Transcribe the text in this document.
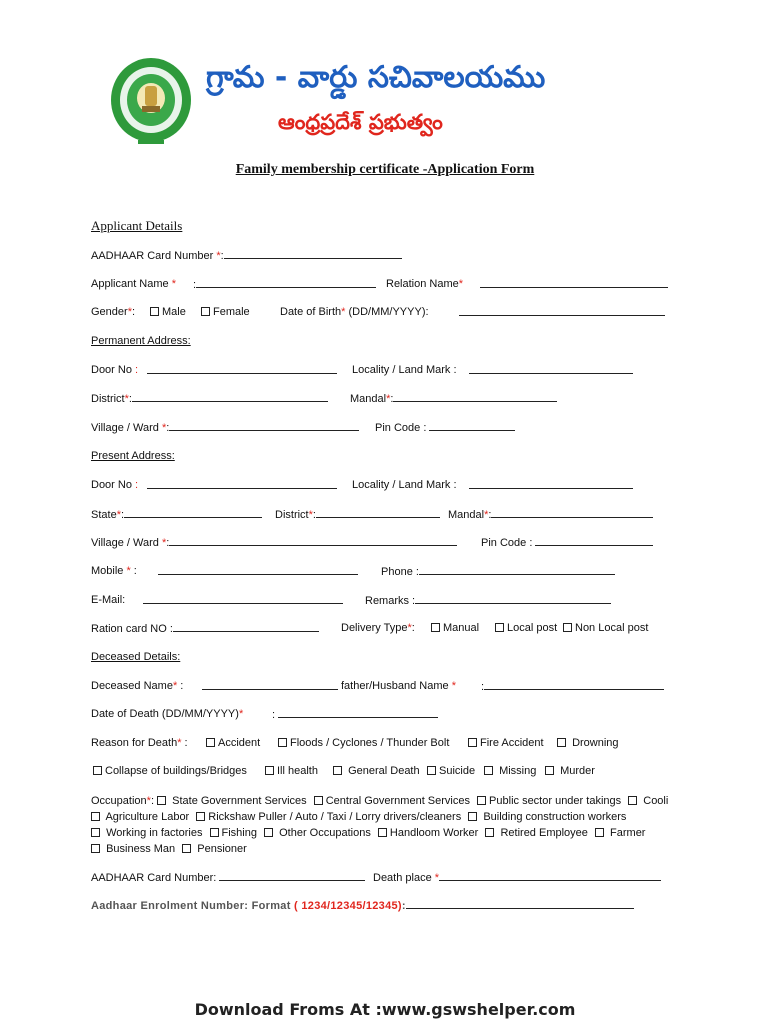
గ్రామ - వార్డు సచివాలయము
ఆంధ్రప్రదేశ్ ప్రభుత్వం
Family membership certificate -Application Form
Applicant Details
AADHAAR Card Number *:
Applicant Name * :	Relation Name*
Gender*:	Male	Female	Date of Birth* (DD/MM/YYYY):
Permanent Address:
Door No :	Locality / Land Mark :
District*:	Mandal*:
Village / Ward *:	Pin Code :
Present Address:
Door No :	Locality / Land Mark :
State*:	District*:	Mandal*:
Village / Ward *:	Pin Code :
Mobile * :	Phone :
E-Mail:	Remarks :
Ration card NO :	Delivery Type*:	Manual	Local post	Non Local post
Deceased Details:
Deceased Name* :	father/Husband Name * :
Date of Death (DD/MM/YYYY)*	:
Reason for Death* :	Accident	Floods / Cyclones / Thunder Bolt	Fire Accident	Drowning
Collapse of buildings/Bridges	Ill health	General Death	Suicide	Missing	Murder
Occupation*:  State Government Services Central Government Services Public sector under takings Cooli  Agriculture Labor Rickshaw Puller / Auto / Taxi / Lorry drivers/cleaners Building construction workers  Working in factories Fishing Other Occupations Handloom Worker Retired Employee Farmer  Business Man Pensioner
AADHAAR Card Number:	Death place *
Aadhaar Enrolment Number: Format ( 1234/12345/12345):
Download Froms At :www.gswshelper.com
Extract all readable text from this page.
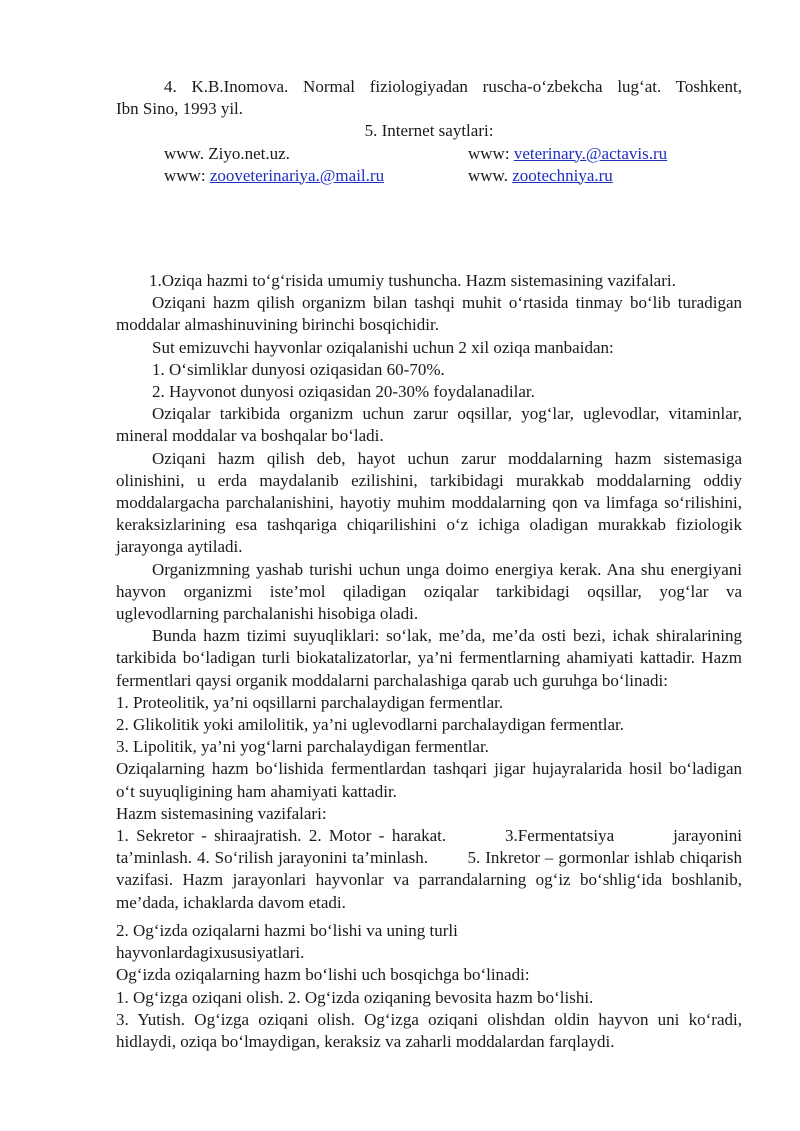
4. K.B.Inomova. Normal fiziologiyadan ruscha-o‘zbekcha lug‘at. Toshkent,

Ibn Sino, 1993 yil.

5. Internet saytlari:

www. Ziyo.net.uz.	www: veterinary.@actavis.ru
www: zooveterinariya.@mail.ru	www. zootechniya.ru

1.Oziqa hazmi to‘g‘risida umumiy tushuncha. Hazm sistemasining vazifalari.

Oziqani hazm qilish organizm bilan tashqi muhit o‘rtasida tinmay bo‘lib turadigan moddalar almashinuvining birinchi bosqichidir.

Sut emizuvchi hayvonlar oziqalanishi uchun 2 xil oziqa manbaidan:

1. O‘simliklar dunyosi oziqasidan 60-70%.

2. Hayvonot dunyosi oziqasidan 20-30% foydalanadilar.

Oziqalar tarkibida organizm uchun zarur oqsillar, yog‘lar, uglevodlar, vitaminlar, mineral moddalar va boshqalar bo‘ladi.

Oziqani hazm qilish deb, hayot uchun zarur moddalarning hazm sistemasiga olinishini, u erda maydalanib ezilishini, tarkibidagi murakkab moddalarning oddiy moddalargacha parchalanishini, hayotiy muhim moddalarning qon va limfaga so‘rilishini, keraksizlarining esa tashqariga chiqarilishini o‘z ichiga oladigan murakkab fiziologik jarayonga aytiladi.

Organizmning yashab turishi uchun unga doimo energiya kerak. Ana shu energiyani hayvon organizmi iste’mol qiladigan oziqalar tarkibidagi oqsillar, yog‘lar va uglevodlarning parchalanishi hisobiga oladi.

Bunda hazm tizimi suyuqliklari: so‘lak, me’da, me’da osti bezi, ichak shiralarining tarkibida bo‘ladigan turli biokatalizatorlar, ya’ni fermentlarning ahamiyati kattadir. Hazm fermentlari qaysi organik moddalarni parchalashiga qarab uch guruhga bo‘linadi:

1. Proteolitik, ya’ni oqsillarni parchalaydigan fermentlar.

2. Glikolitik yoki amilolitik, ya’ni uglevodlarni parchalaydigan fermentlar.

3. Lipolitik, ya’ni yog‘larni parchalaydigan fermentlar.

Oziqalarning hazm bo‘lishida fermentlardan tashqari jigar hujayralarida hosil bo‘ladigan o‘t suyuqligining ham ahamiyati kattadir.

Hazm sistemasining vazifalari:

1. Sekretor - shiraajratish. 2. Motor - harakat.        3.Fermentatsiya        jarayonini ta’minlash. 4. So‘rilish jarayonini ta’minlash.        5. Inkretor – gormonlar ishlab chiqarish vazifasi. Hazm jarayonlari hayvonlar va parrandalarning og‘iz bo‘shlig‘ida boshlanib, me’dada, ichaklarda davom etadi.

2. Og‘izda oziqalarni hazmi bo‘lishi va uning turli

hayvonlardagixususiyatlari.

Og‘izda oziqalarning hazm bo‘lishi uch bosqichga bo‘linadi:

1. Og‘izga oziqani olish. 2. Og‘izda oziqaning bevosita hazm bo‘lishi.

3. Yutish. Og‘izga oziqani olish. Og‘izga oziqani olishdan oldin hayvon uni ko‘radi, hidlaydi, oziqa bo‘lmaydigan, keraksiz va zaharli moddalardan farqlaydi.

Short task: Across the material above, how many lines include the string "hazmi"? Only the number is wanted.

Expected output: 2